## EXERCISE PROMPT
Set each entry down verbatim, omitting images.
##########
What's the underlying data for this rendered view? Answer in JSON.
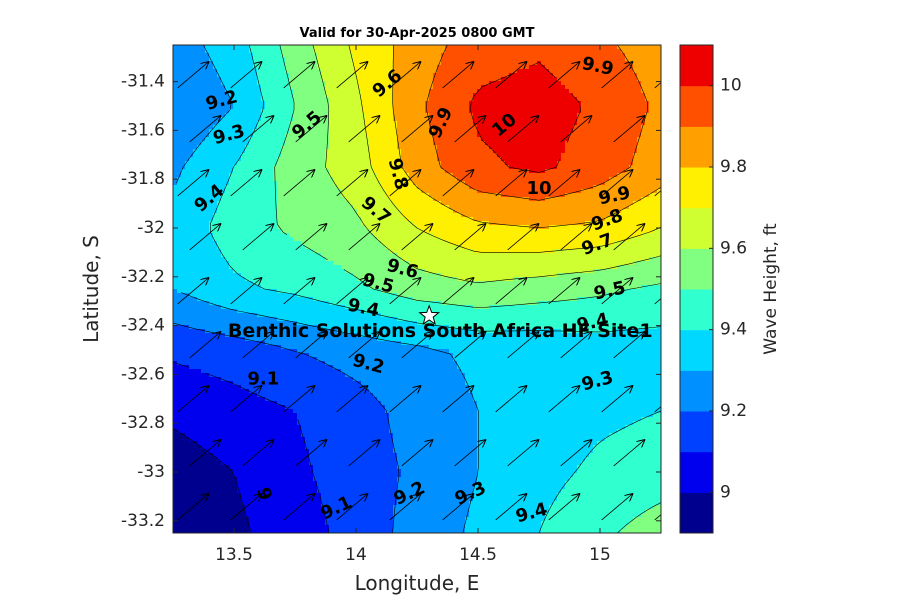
{
  "chart_data": {
    "type": "heatmap",
    "title": "Valid for 30-Apr-2025 0800 GMT",
    "xlabel": "Longitude, E",
    "ylabel": "Latitude, S",
    "colorbar_label": "Wave Height, ft",
    "xlim": [
      13.25,
      15.25
    ],
    "ylim": [
      -33.25,
      -31.25
    ],
    "x_ticks": [
      13.5,
      14,
      14.5,
      15
    ],
    "x_tick_labels": [
      "13.5",
      "14",
      "14.5",
      "15"
    ],
    "y_ticks": [
      -31.4,
      -31.6,
      -31.8,
      -32,
      -32.2,
      -32.4,
      -32.6,
      -32.8,
      -33,
      -33.2
    ],
    "y_tick_labels": [
      "-31.4",
      "-31.6",
      "-31.8",
      "-32",
      "-32.2",
      "-32.4",
      "-32.6",
      "-32.8",
      "-33",
      "-33.2"
    ],
    "colorbar_range": [
      8.9,
      10.1
    ],
    "colorbar_ticks": [
      9,
      9.2,
      9.4,
      9.6,
      9.8,
      10
    ],
    "colorbar_tick_labels": [
      "9",
      "9.2",
      "9.4",
      "9.6",
      "9.8",
      "10"
    ],
    "levels": [
      8.9,
      9.0,
      9.1,
      9.2,
      9.3,
      9.4,
      9.5,
      9.6,
      9.7,
      9.8,
      9.9,
      10.0,
      10.1
    ],
    "level_colors": [
      "#00008f",
      "#0000ef",
      "#0040ff",
      "#0090ff",
      "#00d8ff",
      "#30ffcf",
      "#80ff80",
      "#cfff30",
      "#ffef00",
      "#ffa000",
      "#ff5000",
      "#ef0000",
      "#9f0000"
    ],
    "x": [
      13.25,
      13.5,
      13.75,
      14.0,
      14.25,
      14.5,
      14.75,
      15.0,
      15.25
    ],
    "y": [
      -31.25,
      -31.5,
      -31.75,
      -32.0,
      -32.25,
      -32.5,
      -32.75,
      -33.0,
      -33.25
    ],
    "z": [
      [
        9.25,
        9.35,
        9.55,
        9.72,
        9.85,
        9.95,
        9.98,
        9.92,
        9.85
      ],
      [
        9.2,
        9.3,
        9.5,
        9.68,
        9.88,
        10.02,
        10.05,
        9.98,
        9.88
      ],
      [
        9.28,
        9.4,
        9.55,
        9.65,
        9.85,
        9.98,
        10.02,
        9.95,
        9.85
      ],
      [
        9.33,
        9.45,
        9.52,
        9.58,
        9.7,
        9.78,
        9.8,
        9.78,
        9.7
      ],
      [
        9.3,
        9.38,
        9.42,
        9.48,
        9.55,
        9.58,
        9.55,
        9.52,
        9.48
      ],
      [
        9.12,
        9.15,
        9.2,
        9.24,
        9.28,
        9.32,
        9.33,
        9.35,
        9.35
      ],
      [
        9.02,
        9.06,
        9.1,
        9.16,
        9.24,
        9.3,
        9.35,
        9.38,
        9.4
      ],
      [
        8.95,
        9.0,
        9.08,
        9.15,
        9.22,
        9.3,
        9.37,
        9.42,
        9.45
      ],
      [
        8.95,
        8.98,
        9.05,
        9.14,
        9.24,
        9.32,
        9.4,
        9.48,
        9.55
      ]
    ],
    "wave_direction_deg_from_east": 40,
    "contour_labels": [
      {
        "text": "9.2",
        "lon": 13.45,
        "lat": -31.48,
        "angle": -15
      },
      {
        "text": "9.3",
        "lon": 13.48,
        "lat": -31.62,
        "angle": -15
      },
      {
        "text": "9.4",
        "lon": 13.4,
        "lat": -31.88,
        "angle": -40
      },
      {
        "text": "9.5",
        "lon": 13.8,
        "lat": -31.58,
        "angle": -40
      },
      {
        "text": "9.6",
        "lon": 14.13,
        "lat": -31.41,
        "angle": -40
      },
      {
        "text": "9.7",
        "lon": 14.08,
        "lat": -31.93,
        "angle": 40
      },
      {
        "text": "9.8",
        "lon": 14.17,
        "lat": -31.78,
        "angle": 75
      },
      {
        "text": "9.9",
        "lon": 14.35,
        "lat": -31.57,
        "angle": -65
      },
      {
        "text": "10",
        "lon": 14.61,
        "lat": -31.58,
        "angle": -40
      },
      {
        "text": "9.9",
        "lon": 14.99,
        "lat": -31.34,
        "angle": 12
      },
      {
        "text": "10",
        "lon": 14.75,
        "lat": -31.84,
        "angle": 0
      },
      {
        "text": "9.9",
        "lon": 15.06,
        "lat": -31.87,
        "angle": -12
      },
      {
        "text": "9.8",
        "lon": 15.03,
        "lat": -31.97,
        "angle": -20
      },
      {
        "text": "9.7",
        "lon": 14.99,
        "lat": -32.07,
        "angle": -20
      },
      {
        "text": "9.6",
        "lon": 14.19,
        "lat": -32.17,
        "angle": 15
      },
      {
        "text": "9.5",
        "lon": 14.09,
        "lat": -32.23,
        "angle": 15
      },
      {
        "text": "9.5",
        "lon": 15.04,
        "lat": -32.26,
        "angle": -12
      },
      {
        "text": "9.4",
        "lon": 14.03,
        "lat": -32.33,
        "angle": 12
      },
      {
        "text": "9.4",
        "lon": 14.97,
        "lat": -32.39,
        "angle": -12
      },
      {
        "text": "9.2",
        "lon": 14.05,
        "lat": -32.56,
        "angle": 15
      },
      {
        "text": "9.3",
        "lon": 14.99,
        "lat": -32.63,
        "angle": -15
      },
      {
        "text": "9.1",
        "lon": 13.62,
        "lat": -32.62,
        "angle": 0
      },
      {
        "text": "9",
        "lon": 13.62,
        "lat": -33.09,
        "angle": 75
      },
      {
        "text": "9.1",
        "lon": 13.92,
        "lat": -33.15,
        "angle": -25
      },
      {
        "text": "9.2",
        "lon": 14.22,
        "lat": -33.09,
        "angle": -25
      },
      {
        "text": "9.3",
        "lon": 14.47,
        "lat": -33.09,
        "angle": -25
      },
      {
        "text": "9.4",
        "lon": 14.72,
        "lat": -33.17,
        "angle": -15
      }
    ],
    "site": {
      "name": "Benthic Solutions South Africa HF Site1",
      "lon": 14.3,
      "lat": -32.36
    }
  }
}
##########
## EXERCISE ANSWER
What's the underlying data for this rendered view? Answer in JSON.
{
  "chart_data": {
    "type": "heatmap",
    "title": "Valid for 30-Apr-2025 0800 GMT",
    "xlabel": "Longitude, E",
    "ylabel": "Latitude, S",
    "colorbar_label": "Wave Height, ft",
    "xlim": [
      13.25,
      15.25
    ],
    "ylim": [
      -33.25,
      -31.25
    ],
    "x_ticks": [
      13.5,
      14,
      14.5,
      15
    ],
    "x_tick_labels": [
      "13.5",
      "14",
      "14.5",
      "15"
    ],
    "y_ticks": [
      -31.4,
      -31.6,
      -31.8,
      -32,
      -32.2,
      -32.4,
      -32.6,
      -32.8,
      -33,
      -33.2
    ],
    "y_tick_labels": [
      "-31.4",
      "-31.6",
      "-31.8",
      "-32",
      "-32.2",
      "-32.4",
      "-32.6",
      "-32.8",
      "-33",
      "-33.2"
    ],
    "colorbar_range": [
      8.9,
      10.1
    ],
    "colorbar_ticks": [
      9,
      9.2,
      9.4,
      9.6,
      9.8,
      10
    ],
    "colorbar_tick_labels": [
      "9",
      "9.2",
      "9.4",
      "9.6",
      "9.8",
      "10"
    ],
    "levels": [
      8.9,
      9.0,
      9.1,
      9.2,
      9.3,
      9.4,
      9.5,
      9.6,
      9.7,
      9.8,
      9.9,
      10.0,
      10.1
    ],
    "level_colors": [
      "#00008f",
      "#0000ef",
      "#0040ff",
      "#0090ff",
      "#00d8ff",
      "#30ffcf",
      "#80ff80",
      "#cfff30",
      "#ffef00",
      "#ffa000",
      "#ff5000",
      "#ef0000",
      "#9f0000"
    ],
    "x": [
      13.25,
      13.5,
      13.75,
      14.0,
      14.25,
      14.5,
      14.75,
      15.0,
      15.25
    ],
    "y": [
      -31.25,
      -31.5,
      -31.75,
      -32.0,
      -32.25,
      -32.5,
      -32.75,
      -33.0,
      -33.25
    ],
    "z": [
      [
        9.25,
        9.35,
        9.55,
        9.72,
        9.85,
        9.95,
        9.98,
        9.92,
        9.85
      ],
      [
        9.2,
        9.3,
        9.5,
        9.68,
        9.88,
        10.02,
        10.05,
        9.98,
        9.88
      ],
      [
        9.28,
        9.4,
        9.55,
        9.65,
        9.85,
        9.98,
        10.02,
        9.95,
        9.85
      ],
      [
        9.33,
        9.45,
        9.52,
        9.58,
        9.7,
        9.78,
        9.8,
        9.78,
        9.7
      ],
      [
        9.3,
        9.38,
        9.42,
        9.48,
        9.55,
        9.58,
        9.55,
        9.52,
        9.48
      ],
      [
        9.12,
        9.15,
        9.2,
        9.24,
        9.28,
        9.32,
        9.33,
        9.35,
        9.35
      ],
      [
        9.02,
        9.06,
        9.1,
        9.16,
        9.24,
        9.3,
        9.35,
        9.38,
        9.4
      ],
      [
        8.95,
        9.0,
        9.08,
        9.15,
        9.22,
        9.3,
        9.37,
        9.42,
        9.45
      ],
      [
        8.95,
        8.98,
        9.05,
        9.14,
        9.24,
        9.32,
        9.4,
        9.48,
        9.55
      ]
    ],
    "wave_direction_deg_from_east": 40,
    "contour_labels": [
      {
        "text": "9.2",
        "lon": 13.45,
        "lat": -31.48,
        "angle": -15
      },
      {
        "text": "9.3",
        "lon": 13.48,
        "lat": -31.62,
        "angle": -15
      },
      {
        "text": "9.4",
        "lon": 13.4,
        "lat": -31.88,
        "angle": -40
      },
      {
        "text": "9.5",
        "lon": 13.8,
        "lat": -31.58,
        "angle": -40
      },
      {
        "text": "9.6",
        "lon": 14.13,
        "lat": -31.41,
        "angle": -40
      },
      {
        "text": "9.7",
        "lon": 14.08,
        "lat": -31.93,
        "angle": 40
      },
      {
        "text": "9.8",
        "lon": 14.17,
        "lat": -31.78,
        "angle": 75
      },
      {
        "text": "9.9",
        "lon": 14.35,
        "lat": -31.57,
        "angle": -65
      },
      {
        "text": "10",
        "lon": 14.61,
        "lat": -31.58,
        "angle": -40
      },
      {
        "text": "9.9",
        "lon": 14.99,
        "lat": -31.34,
        "angle": 12
      },
      {
        "text": "10",
        "lon": 14.75,
        "lat": -31.84,
        "angle": 0
      },
      {
        "text": "9.9",
        "lon": 15.06,
        "lat": -31.87,
        "angle": -12
      },
      {
        "text": "9.8",
        "lon": 15.03,
        "lat": -31.97,
        "angle": -20
      },
      {
        "text": "9.7",
        "lon": 14.99,
        "lat": -32.07,
        "angle": -20
      },
      {
        "text": "9.6",
        "lon": 14.19,
        "lat": -32.17,
        "angle": 15
      },
      {
        "text": "9.5",
        "lon": 14.09,
        "lat": -32.23,
        "angle": 15
      },
      {
        "text": "9.5",
        "lon": 15.04,
        "lat": -32.26,
        "angle": -12
      },
      {
        "text": "9.4",
        "lon": 14.03,
        "lat": -32.33,
        "angle": 12
      },
      {
        "text": "9.4",
        "lon": 14.97,
        "lat": -32.39,
        "angle": -12
      },
      {
        "text": "9.2",
        "lon": 14.05,
        "lat": -32.56,
        "angle": 15
      },
      {
        "text": "9.3",
        "lon": 14.99,
        "lat": -32.63,
        "angle": -15
      },
      {
        "text": "9.1",
        "lon": 13.62,
        "lat": -32.62,
        "angle": 0
      },
      {
        "text": "9",
        "lon": 13.62,
        "lat": -33.09,
        "angle": 75
      },
      {
        "text": "9.1",
        "lon": 13.92,
        "lat": -33.15,
        "angle": -25
      },
      {
        "text": "9.2",
        "lon": 14.22,
        "lat": -33.09,
        "angle": -25
      },
      {
        "text": "9.3",
        "lon": 14.47,
        "lat": -33.09,
        "angle": -25
      },
      {
        "text": "9.4",
        "lon": 14.72,
        "lat": -33.17,
        "angle": -15
      }
    ],
    "site": {
      "name": "Benthic Solutions South Africa HF Site1",
      "lon": 14.3,
      "lat": -32.36
    }
  }
}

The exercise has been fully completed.